**Stored data entries**:
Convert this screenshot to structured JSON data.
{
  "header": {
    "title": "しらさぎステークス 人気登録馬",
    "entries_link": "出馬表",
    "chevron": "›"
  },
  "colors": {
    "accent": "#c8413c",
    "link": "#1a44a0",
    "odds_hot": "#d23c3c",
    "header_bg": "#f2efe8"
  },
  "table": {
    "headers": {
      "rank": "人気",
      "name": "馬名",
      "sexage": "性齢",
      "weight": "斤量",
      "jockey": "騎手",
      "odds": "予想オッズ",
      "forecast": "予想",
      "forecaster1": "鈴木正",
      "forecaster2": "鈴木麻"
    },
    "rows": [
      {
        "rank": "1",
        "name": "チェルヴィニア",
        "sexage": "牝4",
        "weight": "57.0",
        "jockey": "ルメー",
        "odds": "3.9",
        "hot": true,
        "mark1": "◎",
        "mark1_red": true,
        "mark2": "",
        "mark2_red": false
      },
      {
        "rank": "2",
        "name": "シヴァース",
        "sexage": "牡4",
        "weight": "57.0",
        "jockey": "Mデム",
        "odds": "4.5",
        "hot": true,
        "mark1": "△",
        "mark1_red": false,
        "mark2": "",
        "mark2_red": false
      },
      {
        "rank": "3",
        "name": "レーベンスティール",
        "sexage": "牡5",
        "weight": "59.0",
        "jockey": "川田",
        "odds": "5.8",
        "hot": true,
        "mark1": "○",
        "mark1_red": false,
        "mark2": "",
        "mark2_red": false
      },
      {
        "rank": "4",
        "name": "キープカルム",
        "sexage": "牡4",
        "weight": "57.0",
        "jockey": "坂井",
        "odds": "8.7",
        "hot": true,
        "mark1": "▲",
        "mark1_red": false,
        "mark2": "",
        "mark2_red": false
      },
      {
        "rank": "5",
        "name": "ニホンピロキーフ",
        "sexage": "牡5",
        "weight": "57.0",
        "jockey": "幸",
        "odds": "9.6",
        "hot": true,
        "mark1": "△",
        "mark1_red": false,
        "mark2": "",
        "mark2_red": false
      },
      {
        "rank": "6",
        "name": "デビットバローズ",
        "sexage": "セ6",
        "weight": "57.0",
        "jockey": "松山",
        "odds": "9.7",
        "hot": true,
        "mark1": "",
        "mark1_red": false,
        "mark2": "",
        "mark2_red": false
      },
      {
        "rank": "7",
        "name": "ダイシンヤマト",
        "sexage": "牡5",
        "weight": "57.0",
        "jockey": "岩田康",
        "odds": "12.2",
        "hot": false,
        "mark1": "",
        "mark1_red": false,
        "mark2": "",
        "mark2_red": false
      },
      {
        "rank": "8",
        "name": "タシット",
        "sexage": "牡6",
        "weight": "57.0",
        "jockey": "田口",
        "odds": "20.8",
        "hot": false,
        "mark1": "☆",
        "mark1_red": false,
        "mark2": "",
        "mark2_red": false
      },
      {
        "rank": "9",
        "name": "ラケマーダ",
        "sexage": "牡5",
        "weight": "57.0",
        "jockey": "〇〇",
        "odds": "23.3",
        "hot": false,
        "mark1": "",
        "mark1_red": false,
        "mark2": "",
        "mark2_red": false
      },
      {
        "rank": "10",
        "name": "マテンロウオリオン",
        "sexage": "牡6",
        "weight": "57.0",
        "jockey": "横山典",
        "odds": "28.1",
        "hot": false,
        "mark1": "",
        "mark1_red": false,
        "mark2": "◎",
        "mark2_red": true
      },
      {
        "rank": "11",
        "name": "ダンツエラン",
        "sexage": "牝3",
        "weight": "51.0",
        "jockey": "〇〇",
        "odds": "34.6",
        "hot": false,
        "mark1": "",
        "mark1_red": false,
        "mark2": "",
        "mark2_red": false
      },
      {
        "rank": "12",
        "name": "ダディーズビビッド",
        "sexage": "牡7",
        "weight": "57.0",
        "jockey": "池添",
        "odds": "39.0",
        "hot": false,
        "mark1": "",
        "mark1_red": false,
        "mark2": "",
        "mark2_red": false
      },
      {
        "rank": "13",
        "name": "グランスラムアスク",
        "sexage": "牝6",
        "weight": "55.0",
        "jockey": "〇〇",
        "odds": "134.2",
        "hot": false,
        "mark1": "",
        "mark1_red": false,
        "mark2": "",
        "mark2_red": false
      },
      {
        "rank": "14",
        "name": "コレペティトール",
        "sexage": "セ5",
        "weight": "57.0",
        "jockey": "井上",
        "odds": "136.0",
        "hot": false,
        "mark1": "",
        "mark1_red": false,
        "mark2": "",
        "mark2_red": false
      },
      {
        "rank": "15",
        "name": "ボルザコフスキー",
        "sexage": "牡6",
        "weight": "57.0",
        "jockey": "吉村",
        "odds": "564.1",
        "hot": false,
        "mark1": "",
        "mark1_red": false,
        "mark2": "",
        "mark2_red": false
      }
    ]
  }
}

**Instructions to follow**: Set down the entries above again, word for word.

**The output**:
Convert this screenshot to structured JSON data.
{
  "header": {
    "title": "しらさぎステークス 人気登録馬",
    "entries_link": "出馬表",
    "chevron": "›"
  },
  "colors": {
    "accent": "#c8413c",
    "link": "#1a44a0",
    "odds_hot": "#d23c3c",
    "header_bg": "#f2efe8"
  },
  "table": {
    "headers": {
      "rank": "人気",
      "name": "馬名",
      "sexage": "性齢",
      "weight": "斤量",
      "jockey": "騎手",
      "odds": "予想オッズ",
      "forecast": "予想",
      "forecaster1": "鈴木正",
      "forecaster2": "鈴木麻"
    },
    "rows": [
      {
        "rank": "1",
        "name": "チェルヴィニア",
        "sexage": "牝4",
        "weight": "57.0",
        "jockey": "ルメー",
        "odds": "3.9",
        "hot": true,
        "mark1": "◎",
        "mark1_red": true,
        "mark2": "",
        "mark2_red": false
      },
      {
        "rank": "2",
        "name": "シヴァース",
        "sexage": "牡4",
        "weight": "57.0",
        "jockey": "Mデム",
        "odds": "4.5",
        "hot": true,
        "mark1": "△",
        "mark1_red": false,
        "mark2": "",
        "mark2_red": false
      },
      {
        "rank": "3",
        "name": "レーベンスティール",
        "sexage": "牡5",
        "weight": "59.0",
        "jockey": "川田",
        "odds": "5.8",
        "hot": true,
        "mark1": "○",
        "mark1_red": false,
        "mark2": "",
        "mark2_red": false
      },
      {
        "rank": "4",
        "name": "キープカルム",
        "sexage": "牡4",
        "weight": "57.0",
        "jockey": "坂井",
        "odds": "8.7",
        "hot": true,
        "mark1": "▲",
        "mark1_red": false,
        "mark2": "",
        "mark2_red": false
      },
      {
        "rank": "5",
        "name": "ニホンピロキーフ",
        "sexage": "牡5",
        "weight": "57.0",
        "jockey": "幸",
        "odds": "9.6",
        "hot": true,
        "mark1": "△",
        "mark1_red": false,
        "mark2": "",
        "mark2_red": false
      },
      {
        "rank": "6",
        "name": "デビットバローズ",
        "sexage": "セ6",
        "weight": "57.0",
        "jockey": "松山",
        "odds": "9.7",
        "hot": true,
        "mark1": "",
        "mark1_red": false,
        "mark2": "",
        "mark2_red": false
      },
      {
        "rank": "7",
        "name": "ダイシンヤマト",
        "sexage": "牡5",
        "weight": "57.0",
        "jockey": "岩田康",
        "odds": "12.2",
        "hot": false,
        "mark1": "",
        "mark1_red": false,
        "mark2": "",
        "mark2_red": false
      },
      {
        "rank": "8",
        "name": "タシット",
        "sexage": "牡6",
        "weight": "57.0",
        "jockey": "田口",
        "odds": "20.8",
        "hot": false,
        "mark1": "☆",
        "mark1_red": false,
        "mark2": "",
        "mark2_red": false
      },
      {
        "rank": "9",
        "name": "ラケマーダ",
        "sexage": "牡5",
        "weight": "57.0",
        "jockey": "〇〇",
        "odds": "23.3",
        "hot": false,
        "mark1": "",
        "mark1_red": false,
        "mark2": "",
        "mark2_red": false
      },
      {
        "rank": "10",
        "name": "マテンロウオリオン",
        "sexage": "牡6",
        "weight": "57.0",
        "jockey": "横山典",
        "odds": "28.1",
        "hot": false,
        "mark1": "",
        "mark1_red": false,
        "mark2": "◎",
        "mark2_red": true
      },
      {
        "rank": "11",
        "name": "ダンツエラン",
        "sexage": "牝3",
        "weight": "51.0",
        "jockey": "〇〇",
        "odds": "34.6",
        "hot": false,
        "mark1": "",
        "mark1_red": false,
        "mark2": "",
        "mark2_red": false
      },
      {
        "rank": "12",
        "name": "ダディーズビビッド",
        "sexage": "牡7",
        "weight": "57.0",
        "jockey": "池添",
        "odds": "39.0",
        "hot": false,
        "mark1": "",
        "mark1_red": false,
        "mark2": "",
        "mark2_red": false
      },
      {
        "rank": "13",
        "name": "グランスラムアスク",
        "sexage": "牝6",
        "weight": "55.0",
        "jockey": "〇〇",
        "odds": "134.2",
        "hot": false,
        "mark1": "",
        "mark1_red": false,
        "mark2": "",
        "mark2_red": false
      },
      {
        "rank": "14",
        "name": "コレペティトール",
        "sexage": "セ5",
        "weight": "57.0",
        "jockey": "井上",
        "odds": "136.0",
        "hot": false,
        "mark1": "",
        "mark1_red": false,
        "mark2": "",
        "mark2_red": false
      },
      {
        "rank": "15",
        "name": "ボルザコフスキー",
        "sexage": "牡6",
        "weight": "57.0",
        "jockey": "吉村",
        "odds": "564.1",
        "hot": false,
        "mark1": "",
        "mark1_red": false,
        "mark2": "",
        "mark2_red": false
      }
    ]
  }
}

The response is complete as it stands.